[Данные о размещении элементов]
☆ ☆ ☆
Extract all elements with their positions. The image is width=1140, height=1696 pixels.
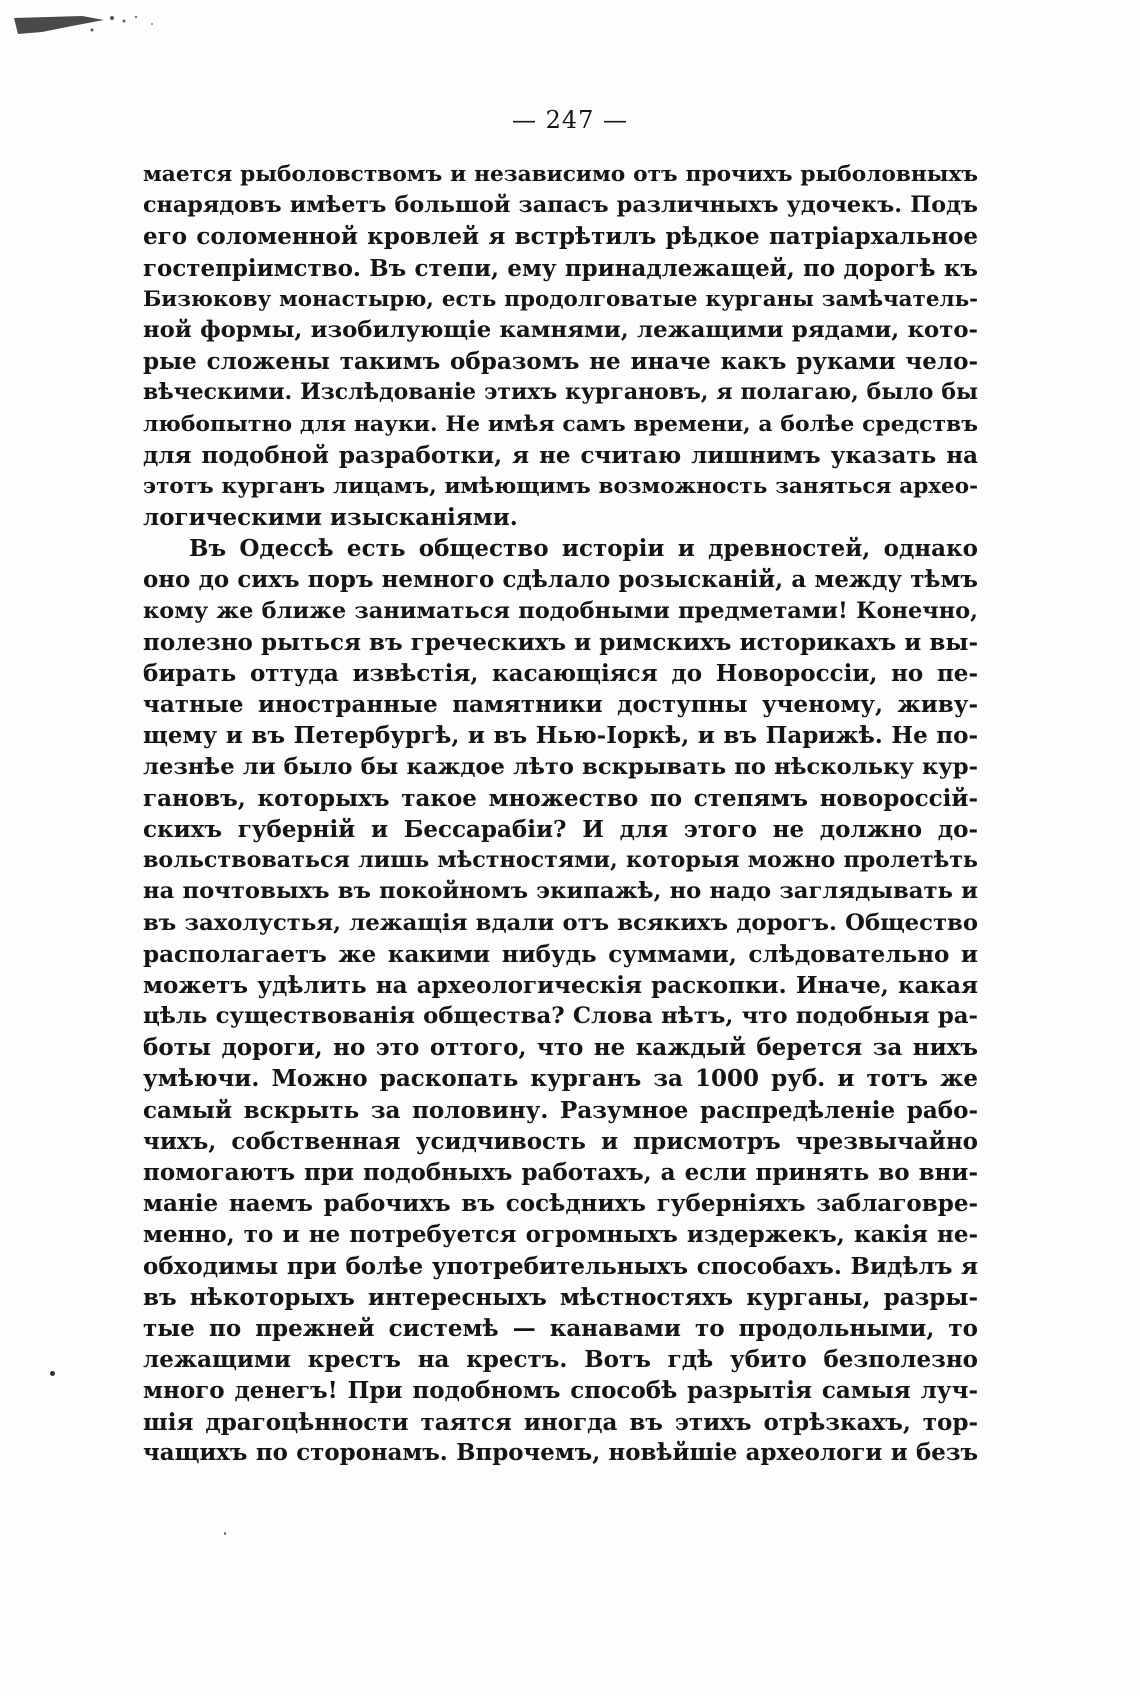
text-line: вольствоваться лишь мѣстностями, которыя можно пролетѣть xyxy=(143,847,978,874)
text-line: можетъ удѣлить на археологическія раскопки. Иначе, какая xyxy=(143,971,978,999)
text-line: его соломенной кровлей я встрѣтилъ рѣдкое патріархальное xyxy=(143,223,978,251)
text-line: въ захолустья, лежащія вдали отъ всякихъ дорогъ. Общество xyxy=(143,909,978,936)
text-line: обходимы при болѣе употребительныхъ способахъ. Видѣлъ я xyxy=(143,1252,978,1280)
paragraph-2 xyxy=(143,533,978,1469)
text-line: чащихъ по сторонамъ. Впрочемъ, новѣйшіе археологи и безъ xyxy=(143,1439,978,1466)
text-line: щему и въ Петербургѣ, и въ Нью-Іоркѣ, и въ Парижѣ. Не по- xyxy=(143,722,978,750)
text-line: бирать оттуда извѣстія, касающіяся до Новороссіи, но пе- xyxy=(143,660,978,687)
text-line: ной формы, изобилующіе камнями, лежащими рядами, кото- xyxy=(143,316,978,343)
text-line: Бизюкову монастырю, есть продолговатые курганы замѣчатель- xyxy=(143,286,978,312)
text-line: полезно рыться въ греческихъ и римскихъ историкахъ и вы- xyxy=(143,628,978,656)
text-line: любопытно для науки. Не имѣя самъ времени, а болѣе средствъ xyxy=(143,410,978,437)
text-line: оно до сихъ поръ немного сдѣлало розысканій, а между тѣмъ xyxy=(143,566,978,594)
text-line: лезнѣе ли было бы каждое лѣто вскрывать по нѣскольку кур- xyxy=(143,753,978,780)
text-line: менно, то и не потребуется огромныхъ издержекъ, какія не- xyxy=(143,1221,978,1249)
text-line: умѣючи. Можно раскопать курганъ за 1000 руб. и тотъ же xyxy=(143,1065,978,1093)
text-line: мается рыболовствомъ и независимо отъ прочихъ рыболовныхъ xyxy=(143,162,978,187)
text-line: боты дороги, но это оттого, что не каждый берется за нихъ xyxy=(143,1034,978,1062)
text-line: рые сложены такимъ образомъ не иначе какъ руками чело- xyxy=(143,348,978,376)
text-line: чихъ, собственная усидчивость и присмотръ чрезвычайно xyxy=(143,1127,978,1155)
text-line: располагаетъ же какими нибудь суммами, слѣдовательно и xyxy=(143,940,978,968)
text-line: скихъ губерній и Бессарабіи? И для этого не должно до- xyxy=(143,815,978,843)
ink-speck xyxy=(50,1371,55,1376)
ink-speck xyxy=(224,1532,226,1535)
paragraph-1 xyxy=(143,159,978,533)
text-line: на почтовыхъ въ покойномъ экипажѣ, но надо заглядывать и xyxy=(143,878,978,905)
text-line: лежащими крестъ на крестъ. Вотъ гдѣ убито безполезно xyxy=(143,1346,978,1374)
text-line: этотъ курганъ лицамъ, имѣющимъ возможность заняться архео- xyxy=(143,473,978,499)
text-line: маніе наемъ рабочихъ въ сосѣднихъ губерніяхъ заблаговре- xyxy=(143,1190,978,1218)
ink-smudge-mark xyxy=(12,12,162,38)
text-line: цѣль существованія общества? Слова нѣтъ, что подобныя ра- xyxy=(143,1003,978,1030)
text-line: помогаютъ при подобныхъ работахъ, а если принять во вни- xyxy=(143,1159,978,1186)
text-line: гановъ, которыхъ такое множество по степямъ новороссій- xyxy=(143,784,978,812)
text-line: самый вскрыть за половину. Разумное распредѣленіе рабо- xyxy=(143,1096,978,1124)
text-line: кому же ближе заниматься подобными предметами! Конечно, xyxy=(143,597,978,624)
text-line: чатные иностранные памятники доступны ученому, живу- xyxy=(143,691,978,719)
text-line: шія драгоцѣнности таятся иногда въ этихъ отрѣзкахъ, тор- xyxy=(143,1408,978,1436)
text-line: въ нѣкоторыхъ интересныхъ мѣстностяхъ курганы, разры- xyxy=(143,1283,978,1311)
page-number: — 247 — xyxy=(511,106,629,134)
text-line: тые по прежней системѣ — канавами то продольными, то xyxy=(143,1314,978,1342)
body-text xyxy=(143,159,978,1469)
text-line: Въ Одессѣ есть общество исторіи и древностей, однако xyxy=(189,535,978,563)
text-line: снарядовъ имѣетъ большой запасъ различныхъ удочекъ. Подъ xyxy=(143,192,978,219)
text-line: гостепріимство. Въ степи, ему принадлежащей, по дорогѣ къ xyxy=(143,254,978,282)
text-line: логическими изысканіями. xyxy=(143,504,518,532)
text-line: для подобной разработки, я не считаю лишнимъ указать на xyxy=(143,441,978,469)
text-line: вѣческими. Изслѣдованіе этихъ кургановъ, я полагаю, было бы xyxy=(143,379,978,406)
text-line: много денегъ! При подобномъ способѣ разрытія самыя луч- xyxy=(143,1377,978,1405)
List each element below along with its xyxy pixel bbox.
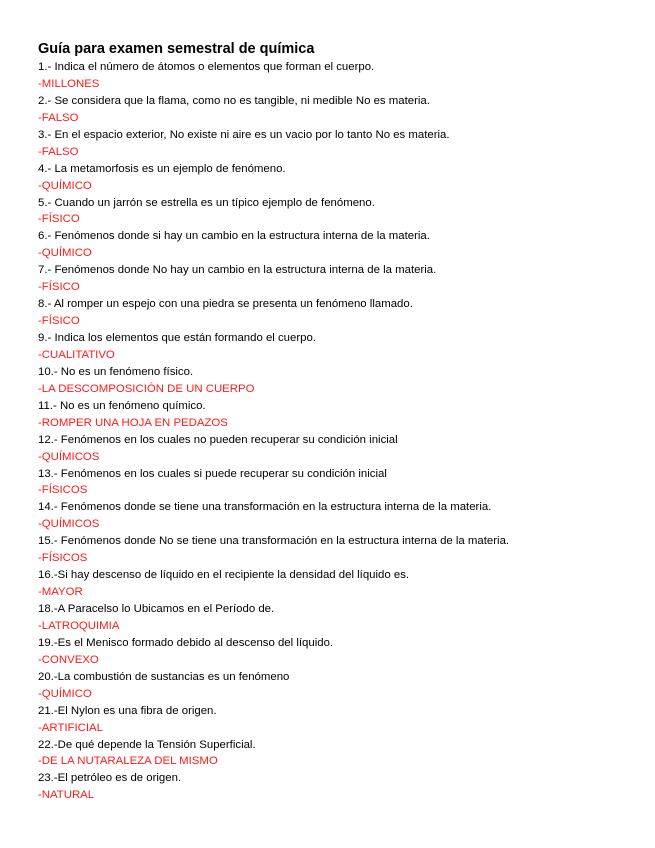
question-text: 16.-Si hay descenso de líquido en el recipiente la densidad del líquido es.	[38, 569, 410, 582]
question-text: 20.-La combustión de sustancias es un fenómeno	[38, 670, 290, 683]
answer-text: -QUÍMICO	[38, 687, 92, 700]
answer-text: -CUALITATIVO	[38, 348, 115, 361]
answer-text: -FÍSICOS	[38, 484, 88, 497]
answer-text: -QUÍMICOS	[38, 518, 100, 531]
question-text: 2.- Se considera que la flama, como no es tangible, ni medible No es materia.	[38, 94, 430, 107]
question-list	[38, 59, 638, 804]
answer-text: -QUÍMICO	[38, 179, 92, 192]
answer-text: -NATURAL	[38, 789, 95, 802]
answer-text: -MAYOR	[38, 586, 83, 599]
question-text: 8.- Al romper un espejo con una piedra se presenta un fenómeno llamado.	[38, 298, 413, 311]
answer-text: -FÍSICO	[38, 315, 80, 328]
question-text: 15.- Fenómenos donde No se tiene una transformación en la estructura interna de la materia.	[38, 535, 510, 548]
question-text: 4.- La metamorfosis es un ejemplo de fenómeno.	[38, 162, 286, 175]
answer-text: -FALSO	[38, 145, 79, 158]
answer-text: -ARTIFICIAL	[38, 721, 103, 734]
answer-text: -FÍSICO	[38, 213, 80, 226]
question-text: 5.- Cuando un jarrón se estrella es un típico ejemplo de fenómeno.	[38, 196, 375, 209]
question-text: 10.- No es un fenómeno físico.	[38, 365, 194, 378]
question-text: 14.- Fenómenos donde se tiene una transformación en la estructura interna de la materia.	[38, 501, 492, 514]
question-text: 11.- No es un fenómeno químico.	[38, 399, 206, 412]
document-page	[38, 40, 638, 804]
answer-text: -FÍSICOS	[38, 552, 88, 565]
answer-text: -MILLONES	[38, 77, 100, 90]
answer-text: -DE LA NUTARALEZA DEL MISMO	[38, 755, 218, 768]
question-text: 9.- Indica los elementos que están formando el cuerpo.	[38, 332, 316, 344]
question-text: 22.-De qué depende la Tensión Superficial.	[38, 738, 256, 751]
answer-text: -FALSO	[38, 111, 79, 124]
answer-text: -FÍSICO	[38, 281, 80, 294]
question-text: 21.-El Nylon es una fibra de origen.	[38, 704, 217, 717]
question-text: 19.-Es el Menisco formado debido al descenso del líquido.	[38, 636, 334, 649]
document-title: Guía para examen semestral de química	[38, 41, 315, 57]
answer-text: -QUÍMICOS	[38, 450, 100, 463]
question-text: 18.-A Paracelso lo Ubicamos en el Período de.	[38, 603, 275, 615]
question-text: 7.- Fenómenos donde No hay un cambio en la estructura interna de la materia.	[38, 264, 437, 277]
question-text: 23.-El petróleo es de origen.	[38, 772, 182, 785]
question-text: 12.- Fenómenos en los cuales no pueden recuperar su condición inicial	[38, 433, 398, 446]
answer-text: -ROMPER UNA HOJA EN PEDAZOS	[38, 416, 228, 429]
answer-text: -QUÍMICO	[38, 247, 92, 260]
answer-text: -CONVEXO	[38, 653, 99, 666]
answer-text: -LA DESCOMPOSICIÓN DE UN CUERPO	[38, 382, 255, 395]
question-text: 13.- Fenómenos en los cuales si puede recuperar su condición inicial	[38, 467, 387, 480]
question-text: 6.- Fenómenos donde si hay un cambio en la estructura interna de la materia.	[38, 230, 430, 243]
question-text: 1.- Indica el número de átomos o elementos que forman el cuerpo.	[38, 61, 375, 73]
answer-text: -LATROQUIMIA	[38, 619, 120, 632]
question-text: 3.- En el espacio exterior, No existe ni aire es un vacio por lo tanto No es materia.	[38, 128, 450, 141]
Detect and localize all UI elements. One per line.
☆ ☆ ☆
** Условия и требования **
Выведите без изменений фрагмент от строки, содержащей «question-text: 16.-Si hay», до строки, содержащей «179, 92, 192]», включая обе эти строки.

** Выполненное задание **
question-text: 16.-Si hay descenso de líquido en el recipiente la densidad del líquido es.	[38, 569, 410, 582]
question-text: 20.-La combustión de sustancias es un fenómeno	[38, 670, 290, 683]
answer-text: -QUÍMICO	[38, 687, 92, 700]
answer-text: -CUALITATIVO	[38, 348, 115, 361]
answer-text: -FÍSICOS	[38, 484, 88, 497]
answer-text: -QUÍMICOS	[38, 518, 100, 531]
question-text: 2.- Se considera que la flama, como no es tangible, ni medible No es materia.	[38, 94, 430, 107]
question-list	[38, 59, 638, 804]
answer-text: -QUÍMICO	[38, 179, 92, 192]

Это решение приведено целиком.